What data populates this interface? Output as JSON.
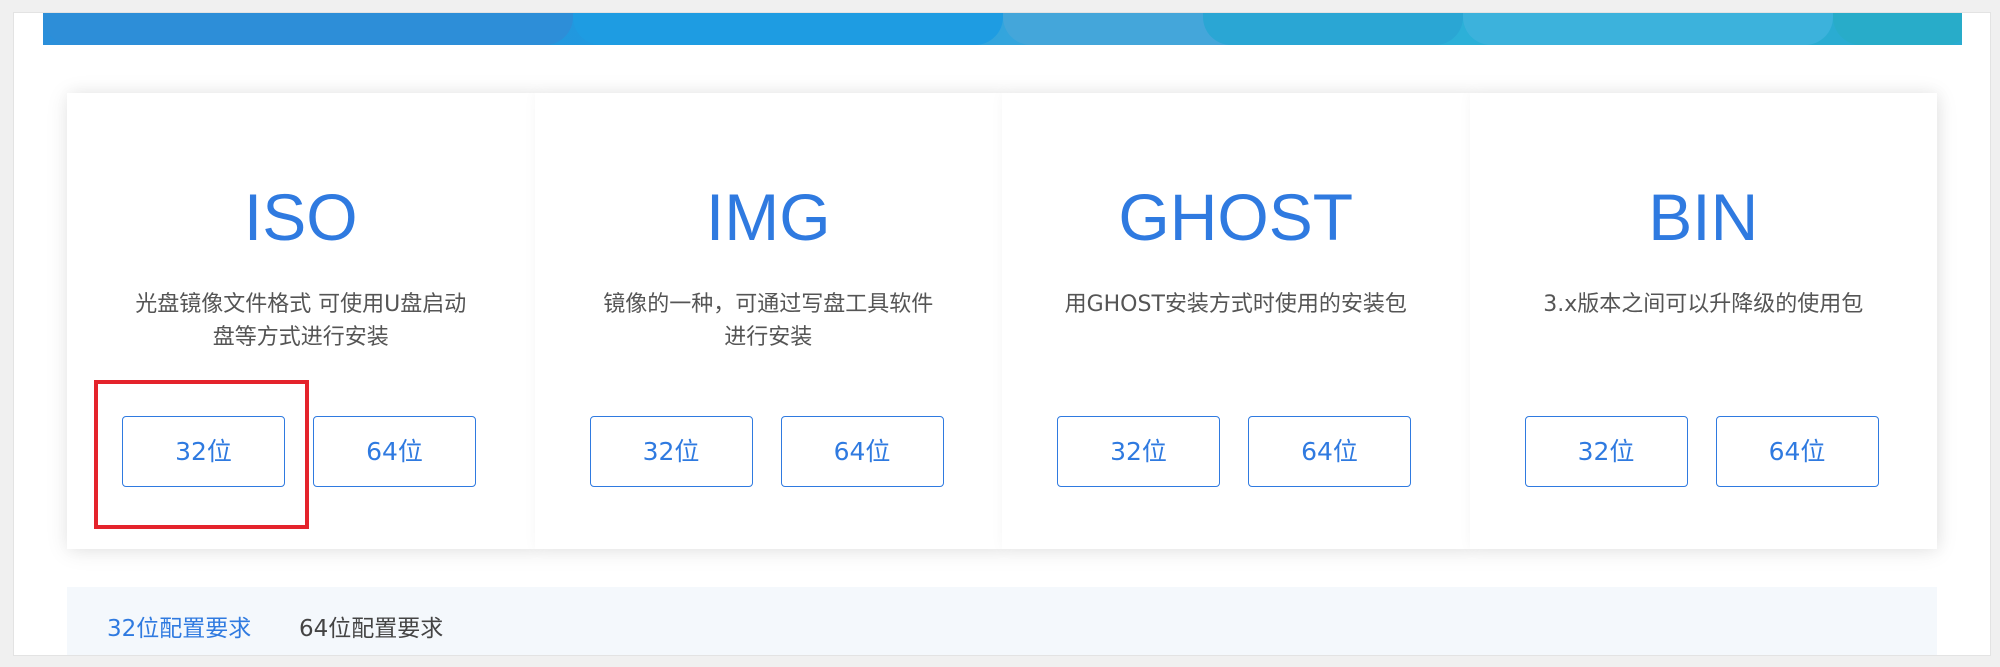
{
  "cards": [
    {
      "title": "ISO",
      "description": "光盘镜像文件格式 可使用U盘启动盘等方式进行安装",
      "button_32": "32位",
      "button_64": "64位"
    },
    {
      "title": "IMG",
      "description": "镜像的一种，可通过写盘工具软件进行安装",
      "button_32": "32位",
      "button_64": "64位"
    },
    {
      "title": "GHOST",
      "description": "用GHOST安装方式时使用的安装包",
      "button_32": "32位",
      "button_64": "64位"
    },
    {
      "title": "BIN",
      "description": "3.x版本之间可以升降级的使用包",
      "button_32": "32位",
      "button_64": "64位"
    }
  ],
  "tabs": {
    "items": [
      {
        "label": "32位配置要求"
      },
      {
        "label": "64位配置要求"
      }
    ],
    "active": "32位配置要求"
  },
  "colors": {
    "accent": "#2f7ae0",
    "highlight_box": "#e4232b",
    "banner": "#1f9be0",
    "tabs_background": "#f4f8fc"
  }
}
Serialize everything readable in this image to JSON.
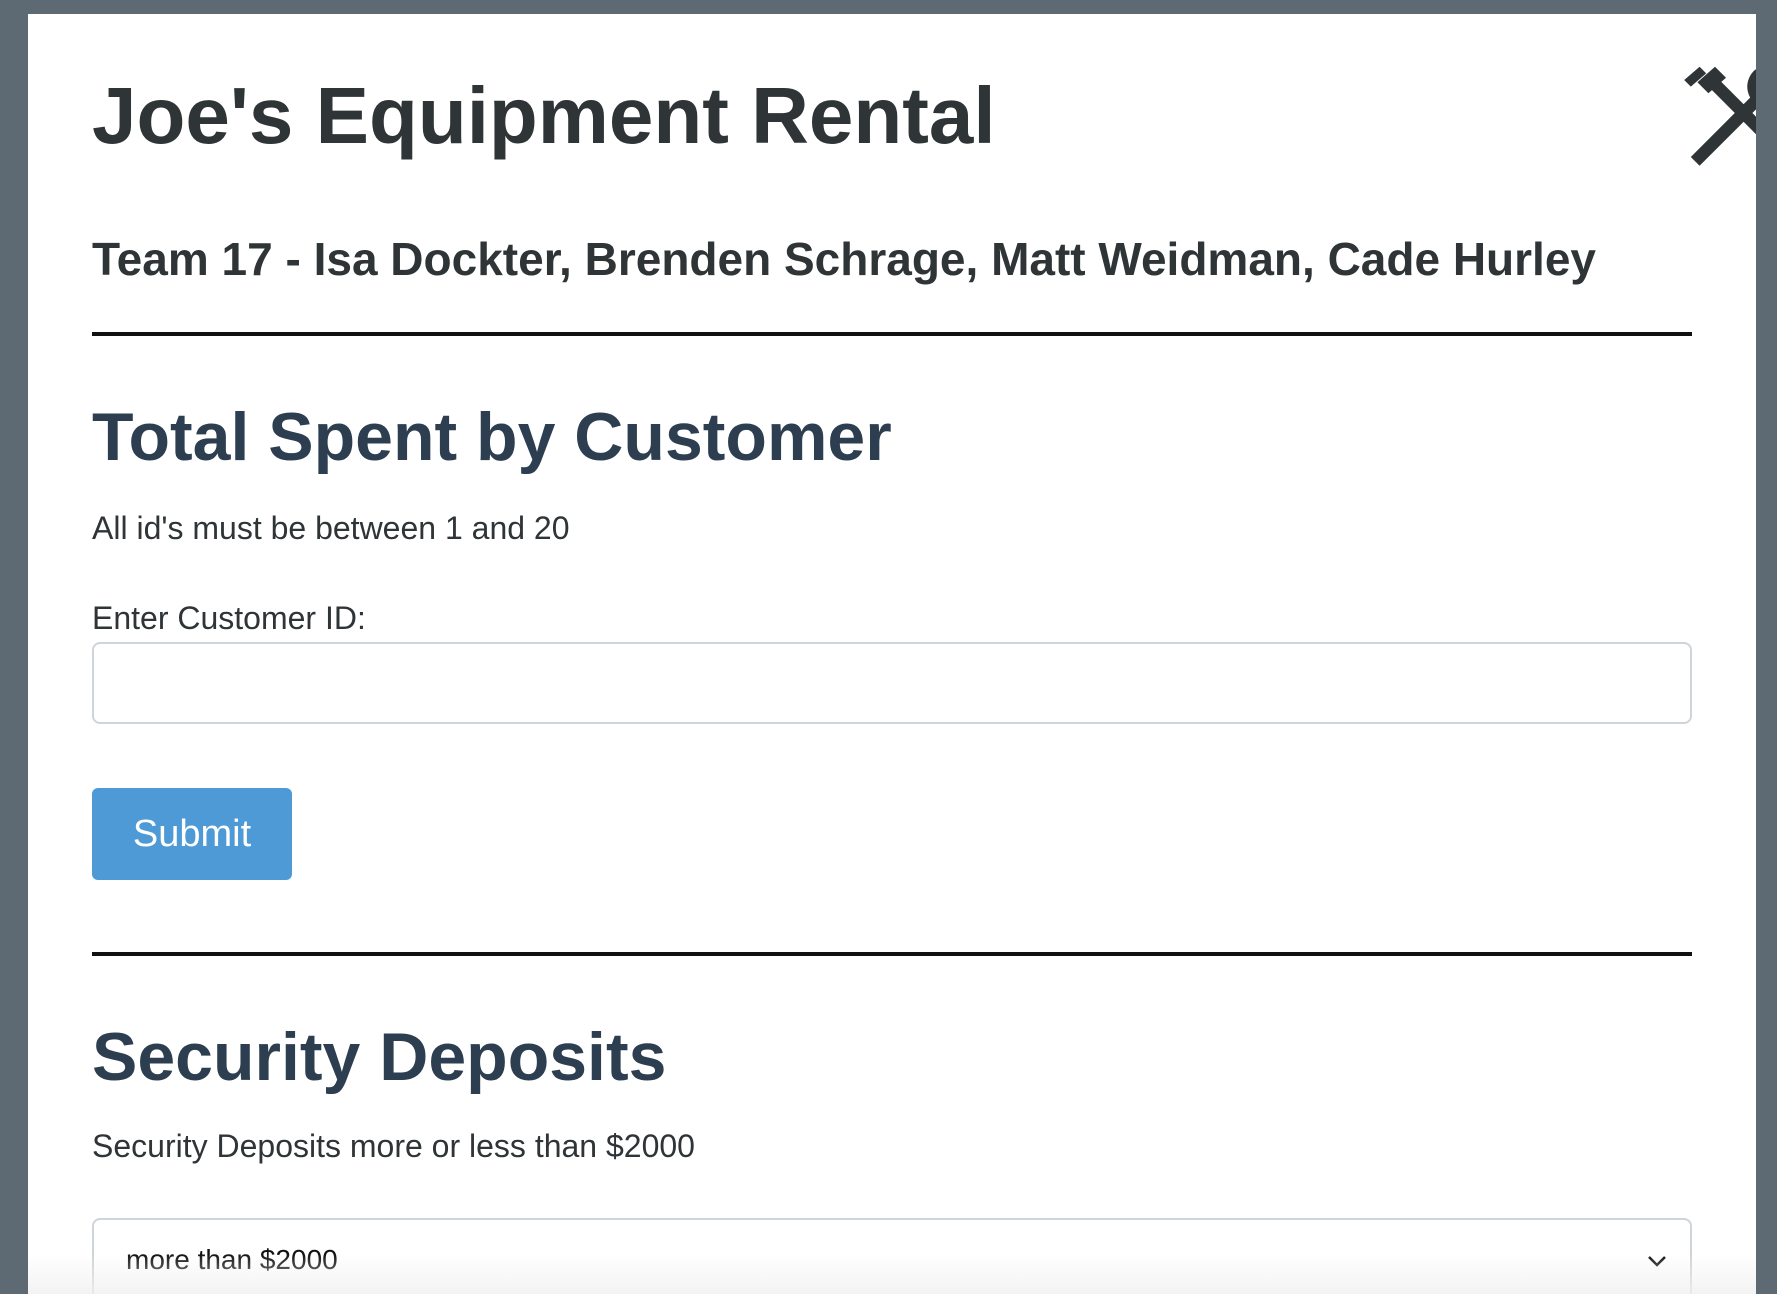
{
  "header": {
    "title": "Joe's Equipment Rental",
    "team_line": "Team 17 - Isa Dockter, Brenden Schrage, Matt Weidman, Cade Hurley",
    "icon": "tools-icon"
  },
  "total_spent": {
    "heading": "Total Spent by Customer",
    "help_text": "All id's must be between 1 and 20",
    "input_label": "Enter Customer ID:",
    "input_value": "",
    "input_placeholder": "",
    "submit_label": "Submit"
  },
  "security_deposits": {
    "heading": "Security Deposits",
    "help_text": "Security Deposits more or less than $2000",
    "selected_option": "more than $2000",
    "icon": "chevron-down-icon"
  },
  "colors": {
    "page_background": "#5d6a74",
    "heading_color": "#2c3e50",
    "button_color": "#4d9ad6"
  }
}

────────────────────────────────────────

Problem to solve: Exclude the pictures and transcribe all of the entries exactly.

Final result:
What data populates this interface? Output as JSON.
{
  "cards": [
    {
      "title": "ISO",
      "description": "光盘镜像文件格式 可使用U盘启动盘等方式进行安装",
      "button_32": "32位",
      "button_64": "64位"
    },
    {
      "title": "IMG",
      "description": "镜像的一种，可通过写盘工具软件进行安装",
      "button_32": "32位",
      "button_64": "64位"
    },
    {
      "title": "GHOST",
      "description": "用GHOST安装方式时使用的安装包",
      "button_32": "32位",
      "button_64": "64位"
    },
    {
      "title": "BIN",
      "description": "3.x版本之间可以升降级的使用包",
      "button_32": "32位",
      "button_64": "64位"
    }
  ],
  "tabs": {
    "items": [
      {
        "label": "32位配置要求"
      },
      {
        "label": "64位配置要求"
      }
    ],
    "active": "32位配置要求"
  },
  "colors": {
    "accent": "#2f7ae0",
    "highlight_box": "#e4232b",
    "banner": "#1f9be0",
    "tabs_background": "#f4f8fc"
  }
}
Serialize everything readable in this image to JSON.
{
  "header": {
    "title": "Joe's Equipment Rental",
    "team_line": "Team 17 - Isa Dockter, Brenden Schrage, Matt Weidman, Cade Hurley",
    "icon": "tools-icon"
  },
  "total_spent": {
    "heading": "Total Spent by Customer",
    "help_text": "All id's must be between 1 and 20",
    "input_label": "Enter Customer ID:",
    "input_value": "",
    "input_placeholder": "",
    "submit_label": "Submit"
  },
  "security_deposits": {
    "heading": "Security Deposits",
    "help_text": "Security Deposits more or less than $2000",
    "selected_option": "more than $2000",
    "icon": "chevron-down-icon"
  },
  "colors": {
    "page_background": "#5d6a74",
    "heading_color": "#2c3e50",
    "button_color": "#4d9ad6"
  }
}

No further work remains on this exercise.